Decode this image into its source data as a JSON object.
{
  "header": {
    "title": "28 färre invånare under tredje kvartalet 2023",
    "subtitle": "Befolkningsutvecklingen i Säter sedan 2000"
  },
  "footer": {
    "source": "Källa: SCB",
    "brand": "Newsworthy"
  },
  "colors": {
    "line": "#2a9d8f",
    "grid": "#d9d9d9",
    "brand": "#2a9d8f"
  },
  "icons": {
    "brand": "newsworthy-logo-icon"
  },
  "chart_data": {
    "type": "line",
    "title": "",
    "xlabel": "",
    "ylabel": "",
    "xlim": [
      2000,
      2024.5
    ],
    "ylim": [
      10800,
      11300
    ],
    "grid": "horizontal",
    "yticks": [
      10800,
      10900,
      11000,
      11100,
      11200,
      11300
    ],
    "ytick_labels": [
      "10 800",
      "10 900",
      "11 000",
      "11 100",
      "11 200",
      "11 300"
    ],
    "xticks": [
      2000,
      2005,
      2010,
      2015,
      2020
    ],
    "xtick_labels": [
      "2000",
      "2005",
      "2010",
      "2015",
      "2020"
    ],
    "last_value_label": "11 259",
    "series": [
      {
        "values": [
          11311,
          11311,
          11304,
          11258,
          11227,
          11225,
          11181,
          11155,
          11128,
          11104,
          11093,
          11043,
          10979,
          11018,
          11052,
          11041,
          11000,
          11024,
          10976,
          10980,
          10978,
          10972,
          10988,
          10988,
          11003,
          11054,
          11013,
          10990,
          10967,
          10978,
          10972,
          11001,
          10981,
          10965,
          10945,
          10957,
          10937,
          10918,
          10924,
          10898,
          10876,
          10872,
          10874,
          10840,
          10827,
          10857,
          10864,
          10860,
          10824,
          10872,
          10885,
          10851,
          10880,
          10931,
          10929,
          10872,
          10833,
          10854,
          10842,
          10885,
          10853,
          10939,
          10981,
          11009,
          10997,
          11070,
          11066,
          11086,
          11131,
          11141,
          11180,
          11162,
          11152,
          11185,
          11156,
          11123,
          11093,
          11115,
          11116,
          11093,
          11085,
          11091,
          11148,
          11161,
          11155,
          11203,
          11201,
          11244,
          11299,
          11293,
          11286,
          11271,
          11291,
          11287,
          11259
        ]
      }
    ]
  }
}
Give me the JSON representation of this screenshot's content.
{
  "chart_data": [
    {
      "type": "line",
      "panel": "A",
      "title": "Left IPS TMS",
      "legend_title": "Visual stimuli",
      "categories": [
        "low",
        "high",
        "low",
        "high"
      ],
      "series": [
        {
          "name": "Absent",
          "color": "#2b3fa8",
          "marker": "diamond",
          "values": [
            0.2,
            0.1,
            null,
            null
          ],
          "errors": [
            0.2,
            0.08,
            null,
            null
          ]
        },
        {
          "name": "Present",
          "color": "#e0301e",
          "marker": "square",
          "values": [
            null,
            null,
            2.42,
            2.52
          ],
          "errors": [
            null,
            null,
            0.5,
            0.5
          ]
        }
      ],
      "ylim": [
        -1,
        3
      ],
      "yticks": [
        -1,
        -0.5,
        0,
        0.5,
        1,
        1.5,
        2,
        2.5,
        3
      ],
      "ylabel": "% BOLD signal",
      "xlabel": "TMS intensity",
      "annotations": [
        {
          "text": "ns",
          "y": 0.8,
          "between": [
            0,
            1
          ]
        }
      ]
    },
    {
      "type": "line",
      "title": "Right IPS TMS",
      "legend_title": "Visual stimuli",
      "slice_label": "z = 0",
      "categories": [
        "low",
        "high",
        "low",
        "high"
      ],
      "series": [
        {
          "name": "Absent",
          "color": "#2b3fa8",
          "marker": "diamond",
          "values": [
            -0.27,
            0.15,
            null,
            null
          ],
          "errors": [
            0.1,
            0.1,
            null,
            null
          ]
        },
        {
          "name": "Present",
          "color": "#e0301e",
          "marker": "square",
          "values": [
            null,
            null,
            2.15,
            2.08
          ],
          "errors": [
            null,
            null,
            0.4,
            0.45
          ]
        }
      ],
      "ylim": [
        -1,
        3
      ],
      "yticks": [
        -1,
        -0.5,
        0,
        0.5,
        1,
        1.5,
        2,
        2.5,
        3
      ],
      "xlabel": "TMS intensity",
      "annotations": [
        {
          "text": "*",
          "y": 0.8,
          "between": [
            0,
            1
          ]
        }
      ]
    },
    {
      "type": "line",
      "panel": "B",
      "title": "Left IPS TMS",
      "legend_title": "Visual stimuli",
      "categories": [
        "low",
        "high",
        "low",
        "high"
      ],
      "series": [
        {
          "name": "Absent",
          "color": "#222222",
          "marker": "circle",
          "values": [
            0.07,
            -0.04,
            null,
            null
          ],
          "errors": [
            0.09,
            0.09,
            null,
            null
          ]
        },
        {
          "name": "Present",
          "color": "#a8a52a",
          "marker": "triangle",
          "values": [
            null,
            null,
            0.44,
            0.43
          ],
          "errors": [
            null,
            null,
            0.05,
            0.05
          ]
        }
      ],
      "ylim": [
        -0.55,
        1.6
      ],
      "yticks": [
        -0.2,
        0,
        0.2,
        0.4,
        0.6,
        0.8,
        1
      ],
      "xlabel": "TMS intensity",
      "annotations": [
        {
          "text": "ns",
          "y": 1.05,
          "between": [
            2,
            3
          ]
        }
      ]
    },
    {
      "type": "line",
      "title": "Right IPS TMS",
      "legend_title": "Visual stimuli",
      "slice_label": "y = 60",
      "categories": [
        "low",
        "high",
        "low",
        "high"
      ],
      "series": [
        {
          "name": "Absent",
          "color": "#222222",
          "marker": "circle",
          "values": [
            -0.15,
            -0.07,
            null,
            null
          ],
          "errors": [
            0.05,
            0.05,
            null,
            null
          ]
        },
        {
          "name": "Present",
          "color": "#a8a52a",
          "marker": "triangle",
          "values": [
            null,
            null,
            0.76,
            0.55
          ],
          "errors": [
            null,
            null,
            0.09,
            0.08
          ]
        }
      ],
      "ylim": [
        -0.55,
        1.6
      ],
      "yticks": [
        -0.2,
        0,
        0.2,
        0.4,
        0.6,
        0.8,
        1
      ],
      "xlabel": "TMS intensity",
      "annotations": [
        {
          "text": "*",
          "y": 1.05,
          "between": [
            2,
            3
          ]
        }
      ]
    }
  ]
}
==*==
WHAT TO WORK ON >> Return the full listing, character for character.

FINISHED ANSWER >>
Decode this image into its source data as a JSON object.
{
  "header": {
    "title": "28 färre invånare under tredje kvartalet 2023",
    "subtitle": "Befolkningsutvecklingen i Säter sedan 2000"
  },
  "footer": {
    "source": "Källa: SCB",
    "brand": "Newsworthy"
  },
  "colors": {
    "line": "#2a9d8f",
    "grid": "#d9d9d9",
    "brand": "#2a9d8f"
  },
  "icons": {
    "brand": "newsworthy-logo-icon"
  },
  "chart_data": {
    "type": "line",
    "title": "",
    "xlabel": "",
    "ylabel": "",
    "xlim": [
      2000,
      2024.5
    ],
    "ylim": [
      10800,
      11300
    ],
    "grid": "horizontal",
    "yticks": [
      10800,
      10900,
      11000,
      11100,
      11200,
      11300
    ],
    "ytick_labels": [
      "10 800",
      "10 900",
      "11 000",
      "11 100",
      "11 200",
      "11 300"
    ],
    "xticks": [
      2000,
      2005,
      2010,
      2015,
      2020
    ],
    "xtick_labels": [
      "2000",
      "2005",
      "2010",
      "2015",
      "2020"
    ],
    "last_value_label": "11 259",
    "series": [
      {
        "values": [
          11311,
          11311,
          11304,
          11258,
          11227,
          11225,
          11181,
          11155,
          11128,
          11104,
          11093,
          11043,
          10979,
          11018,
          11052,
          11041,
          11000,
          11024,
          10976,
          10980,
          10978,
          10972,
          10988,
          10988,
          11003,
          11054,
          11013,
          10990,
          10967,
          10978,
          10972,
          11001,
          10981,
          10965,
          10945,
          10957,
          10937,
          10918,
          10924,
          10898,
          10876,
          10872,
          10874,
          10840,
          10827,
          10857,
          10864,
          10860,
          10824,
          10872,
          10885,
          10851,
          10880,
          10931,
          10929,
          10872,
          10833,
          10854,
          10842,
          10885,
          10853,
          10939,
          10981,
          11009,
          10997,
          11070,
          11066,
          11086,
          11131,
          11141,
          11180,
          11162,
          11152,
          11185,
          11156,
          11123,
          11093,
          11115,
          11116,
          11093,
          11085,
          11091,
          11148,
          11161,
          11155,
          11203,
          11201,
          11244,
          11299,
          11293,
          11286,
          11271,
          11291,
          11287,
          11259
        ]
      }
    ]
  }
}
Give me the JSON representation of this screenshot's content.
{
  "chart_data": [
    {
      "type": "line",
      "panel": "A",
      "title": "Left IPS TMS",
      "legend_title": "Visual stimuli",
      "categories": [
        "low",
        "high",
        "low",
        "high"
      ],
      "series": [
        {
          "name": "Absent",
          "color": "#2b3fa8",
          "marker": "diamond",
          "values": [
            0.2,
            0.1,
            null,
            null
          ],
          "errors": [
            0.2,
            0.08,
            null,
            null
          ]
        },
        {
          "name": "Present",
          "color": "#e0301e",
          "marker": "square",
          "values": [
            null,
            null,
            2.42,
            2.52
          ],
          "errors": [
            null,
            null,
            0.5,
            0.5
          ]
        }
      ],
      "ylim": [
        -1,
        3
      ],
      "yticks": [
        -1,
        -0.5,
        0,
        0.5,
        1,
        1.5,
        2,
        2.5,
        3
      ],
      "ylabel": "% BOLD signal",
      "xlabel": "TMS intensity",
      "annotations": [
        {
          "text": "ns",
          "y": 0.8,
          "between": [
            0,
            1
          ]
        }
      ]
    },
    {
      "type": "line",
      "title": "Right IPS TMS",
      "legend_title": "Visual stimuli",
      "slice_label": "z = 0",
      "categories": [
        "low",
        "high",
        "low",
        "high"
      ],
      "series": [
        {
          "name": "Absent",
          "color": "#2b3fa8",
          "marker": "diamond",
          "values": [
            -0.27,
            0.15,
            null,
            null
          ],
          "errors": [
            0.1,
            0.1,
            null,
            null
          ]
        },
        {
          "name": "Present",
          "color": "#e0301e",
          "marker": "square",
          "values": [
            null,
            null,
            2.15,
            2.08
          ],
          "errors": [
            null,
            null,
            0.4,
            0.45
          ]
        }
      ],
      "ylim": [
        -1,
        3
      ],
      "yticks": [
        -1,
        -0.5,
        0,
        0.5,
        1,
        1.5,
        2,
        2.5,
        3
      ],
      "xlabel": "TMS intensity",
      "annotations": [
        {
          "text": "*",
          "y": 0.8,
          "between": [
            0,
            1
          ]
        }
      ]
    },
    {
      "type": "line",
      "panel": "B",
      "title": "Left IPS TMS",
      "legend_title": "Visual stimuli",
      "categories": [
        "low",
        "high",
        "low",
        "high"
      ],
      "series": [
        {
          "name": "Absent",
          "color": "#222222",
          "marker": "circle",
          "values": [
            0.07,
            -0.04,
            null,
            null
          ],
          "errors": [
            0.09,
            0.09,
            null,
            null
          ]
        },
        {
          "name": "Present",
          "color": "#a8a52a",
          "marker": "triangle",
          "values": [
            null,
            null,
            0.44,
            0.43
          ],
          "errors": [
            null,
            null,
            0.05,
            0.05
          ]
        }
      ],
      "ylim": [
        -0.55,
        1.6
      ],
      "yticks": [
        -0.2,
        0,
        0.2,
        0.4,
        0.6,
        0.8,
        1
      ],
      "xlabel": "TMS intensity",
      "annotations": [
        {
          "text": "ns",
          "y": 1.05,
          "between": [
            2,
            3
          ]
        }
      ]
    },
    {
      "type": "line",
      "title": "Right IPS TMS",
      "legend_title": "Visual stimuli",
      "slice_label": "y = 60",
      "categories": [
        "low",
        "high",
        "low",
        "high"
      ],
      "series": [
        {
          "name": "Absent",
          "color": "#222222",
          "marker": "circle",
          "values": [
            -0.15,
            -0.07,
            null,
            null
          ],
          "errors": [
            0.05,
            0.05,
            null,
            null
          ]
        },
        {
          "name": "Present",
          "color": "#a8a52a",
          "marker": "triangle",
          "values": [
            null,
            null,
            0.76,
            0.55
          ],
          "errors": [
            null,
            null,
            0.09,
            0.08
          ]
        }
      ],
      "ylim": [
        -0.55,
        1.6
      ],
      "yticks": [
        -0.2,
        0,
        0.2,
        0.4,
        0.6,
        0.8,
        1
      ],
      "xlabel": "TMS intensity",
      "annotations": [
        {
          "text": "*",
          "y": 1.05,
          "between": [
            2,
            3
          ]
        }
      ]
    }
  ]
}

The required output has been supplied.